# Task description
Copy the records below exactly as they are written.

======== Extracted information ========

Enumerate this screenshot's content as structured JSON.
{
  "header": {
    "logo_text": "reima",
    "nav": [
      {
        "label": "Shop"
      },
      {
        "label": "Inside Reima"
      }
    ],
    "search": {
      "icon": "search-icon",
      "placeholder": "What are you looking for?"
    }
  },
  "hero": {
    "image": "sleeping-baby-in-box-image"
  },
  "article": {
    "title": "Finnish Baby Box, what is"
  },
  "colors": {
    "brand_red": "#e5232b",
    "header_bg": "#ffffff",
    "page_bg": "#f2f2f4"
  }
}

========

# Solution to the exercise
Enumerate this screenshot's content as structured JSON.
{
  "header": {
    "logo_text": "reima",
    "nav": [
      {
        "label": "Shop"
      },
      {
        "label": "Inside Reima"
      }
    ],
    "search": {
      "icon": "search-icon",
      "placeholder": "What are you looking for?"
    }
  },
  "hero": {
    "image": "sleeping-baby-in-box-image"
  },
  "article": {
    "title": "Finnish Baby Box, what is"
  },
  "colors": {
    "brand_red": "#e5232b",
    "header_bg": "#ffffff",
    "page_bg": "#f2f2f4"
  }
}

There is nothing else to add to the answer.